Data records:
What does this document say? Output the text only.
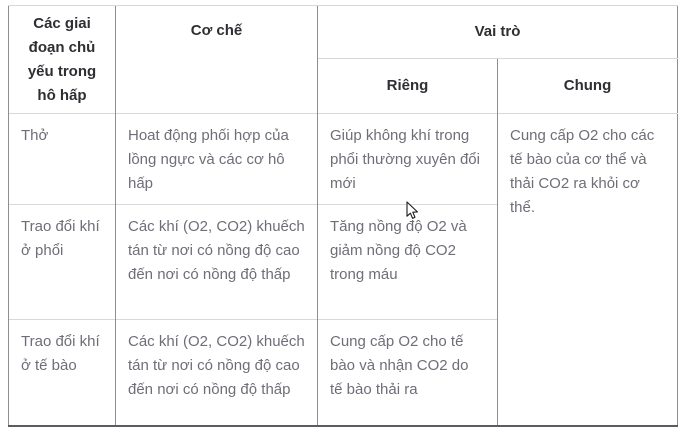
Các giai đoạn chủ yếu trong hô hấp	Cơ chế	Vai trò	
		Riêng	Chung
Thở	Hoat động phối hợp của lồng ngực và các cơ hô hấp	Giúp không khí trong phổi thường xuyên đổi mới	Cung cấp O2 cho các tế bào của cơ thể và thải CO2 ra khỏi cơ thể.
Trao đổi khí ở phổi	Các khí (O2, CO2) khuếch tán từ nơi có nồng độ cao đến nơi có nồng độ thấp	Tăng nồng độ O2 và giảm nồng độ CO2 trong máu	
Trao đổi khí ở tế bào	Các khí (O2, CO2) khuếch tán từ nơi có nồng độ cao đến nơi có nồng độ thấp	Cung cấp O2 cho tế bào và nhận CO2 do tế bào thải ra	
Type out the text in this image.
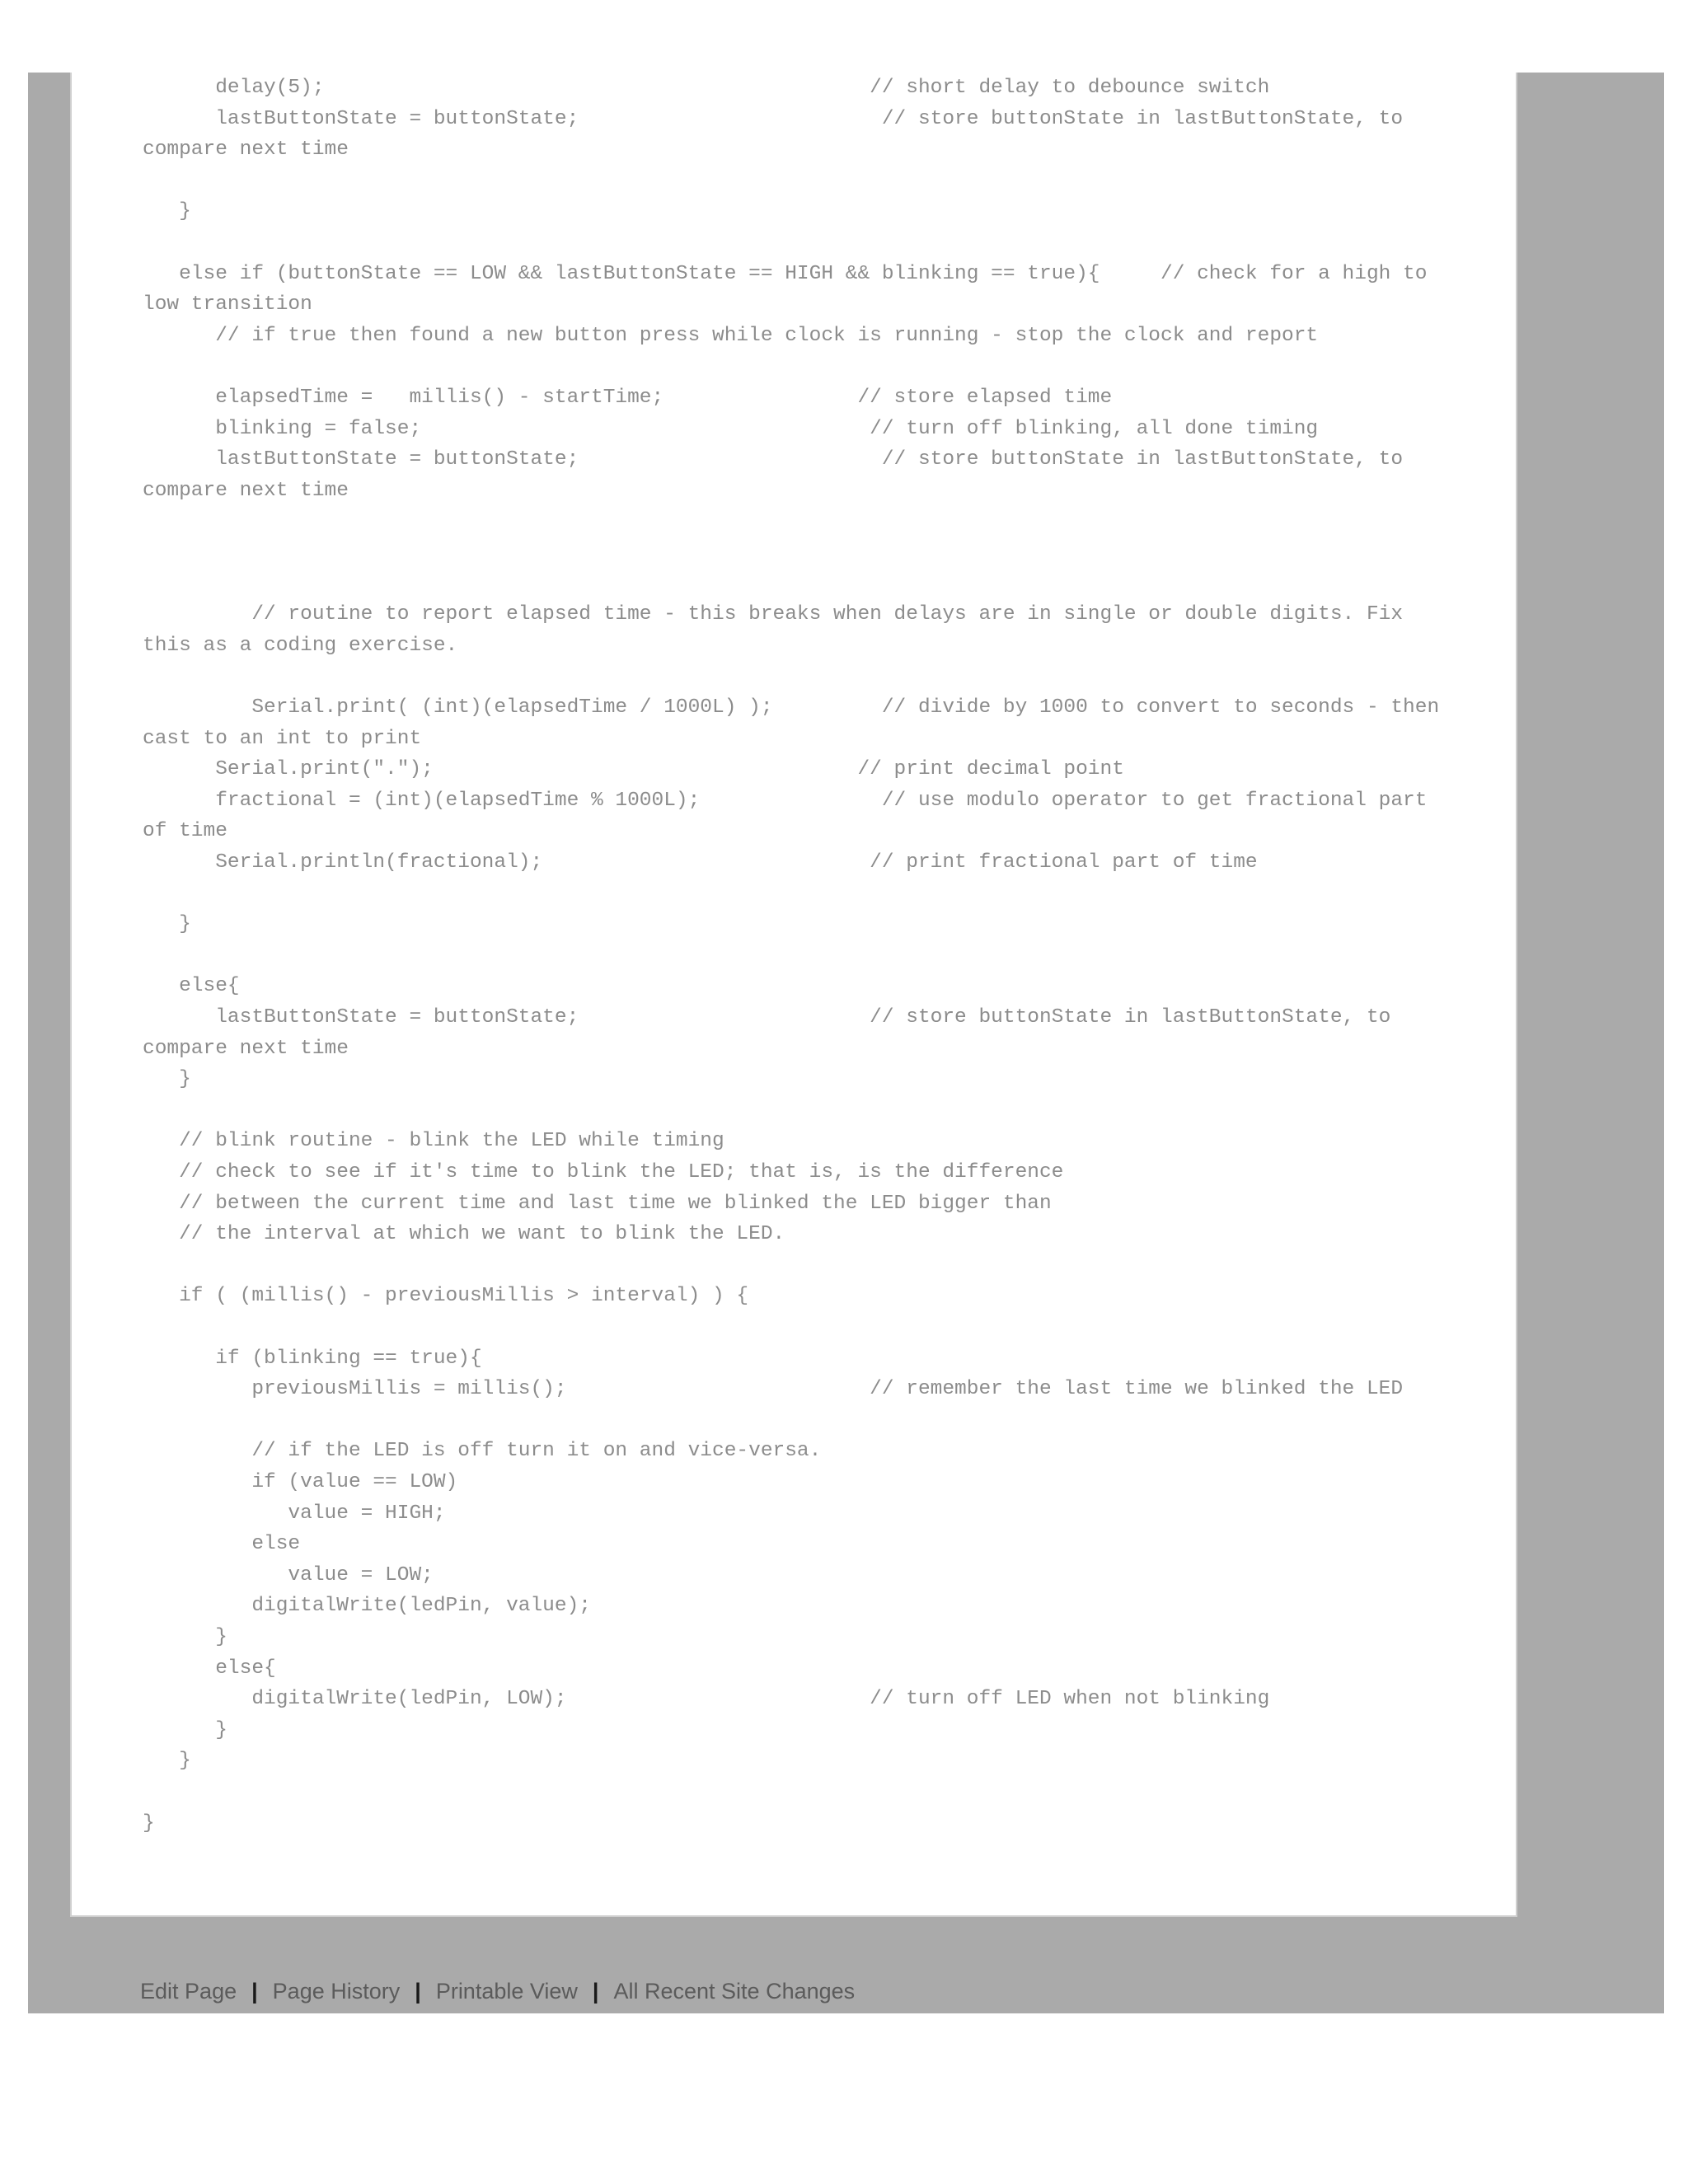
delay(5);                                             // short delay to debounce switch
lastButtonState = buttonState;                         // store buttonState in lastButtonState, to
compare next time
}
else if (buttonState == LOW && lastButtonState == HIGH && blinking == true){     // check for a high to
low transition
// if true then found a new button press while clock is running - stop the clock and report
elapsedTime =   millis() - startTime;                // store elapsed time
blinking = false;                                     // turn off blinking, all done timing
lastButtonState = buttonState;                         // store buttonState in lastButtonState, to
compare next time
// routine to report elapsed time - this breaks when delays are in single or double digits. Fix
this as a coding exercise.
Serial.print( (int)(elapsedTime / 1000L) );         // divide by 1000 to convert to seconds - then
cast to an int to print
Serial.print(".");                                   // print decimal point
fractional = (int)(elapsedTime % 1000L);               // use modulo operator to get fractional part
of time
Serial.println(fractional);                           // print fractional part of time
}
else{
lastButtonState = buttonState;                        // store buttonState in lastButtonState, to
compare next time
}
// blink routine - blink the LED while timing
// check to see if it's time to blink the LED; that is, is the difference
// between the current time and last time we blinked the LED bigger than
// the interval at which we want to blink the LED.
if ( (millis() - previousMillis > interval) ) {
if (blinking == true){
previousMillis = millis();                         // remember the last time we blinked the LED
// if the LED is off turn it on and vice-versa.
if (value == LOW)
value = HIGH;
else
value = LOW;
digitalWrite(ledPin, value);
}
else{
digitalWrite(ledPin, LOW);                         // turn off LED when not blinking
}
}
}

Edit Page | Page History | Printable View | All Recent Site Changes
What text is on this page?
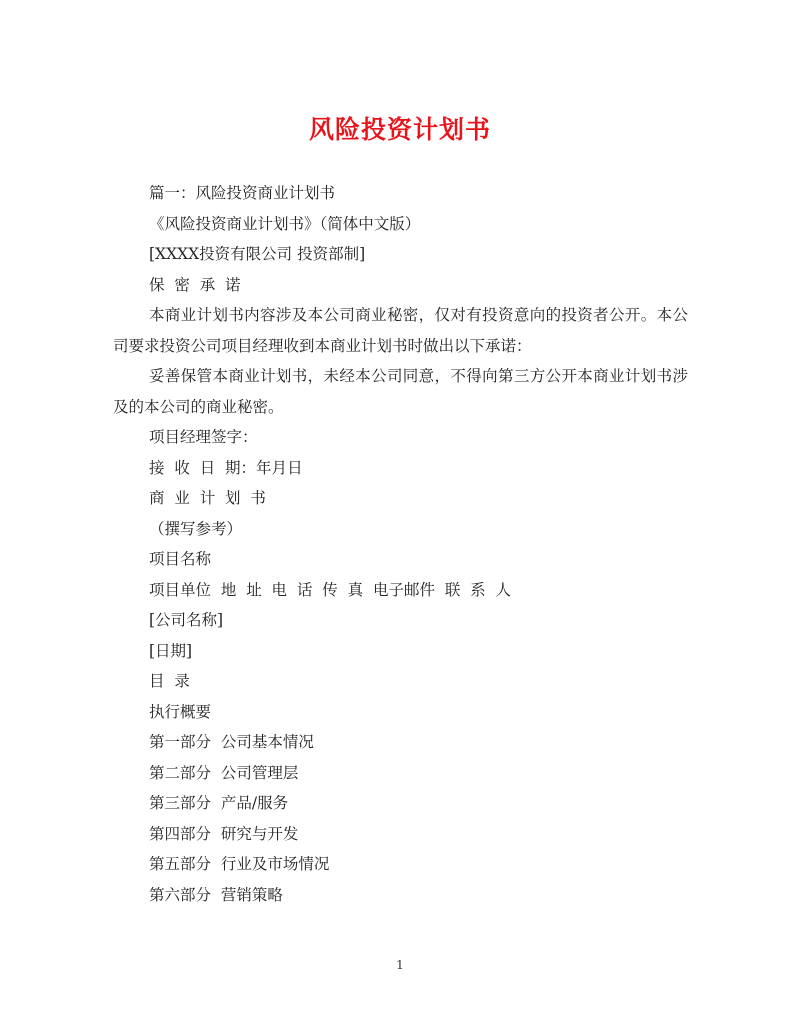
风险投资计划书

篇一：风险投资商业计划书

《风险投资商业计划书》（简体中文版）

[XXXX投资有限公司 投资部制]

保  密  承  诺

本商业计划书内容涉及本公司商业秘密，仅对有投资意向的投资者公开。本公司要求投资公司项目经理收到本商业计划书时做出以下承诺：

妥善保管本商业计划书，未经本公司同意，不得向第三方公开本商业计划书涉及的本公司的商业秘密。

项目经理签字：

接  收  日  期：年月日

商  业  计  划  书

（撰写参考）

项目名称

项目单位  地  址  电  话  传  真  电子邮件  联  系  人

[公司名称]

[日期]

目  录

执行概要

第一部分  公司基本情况

第二部分  公司管理层

第三部分  产品/服务

第四部分  研究与开发

第五部分  行业及市场情况

第六部分  营销策略

1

• DIRECTIONS: Show all lines above holding "else".

• EXERCISE RESULT:
else if (buttonState == LOW && lastButtonState == HIGH && blinking == true){     // check for a high to
else{
else
else{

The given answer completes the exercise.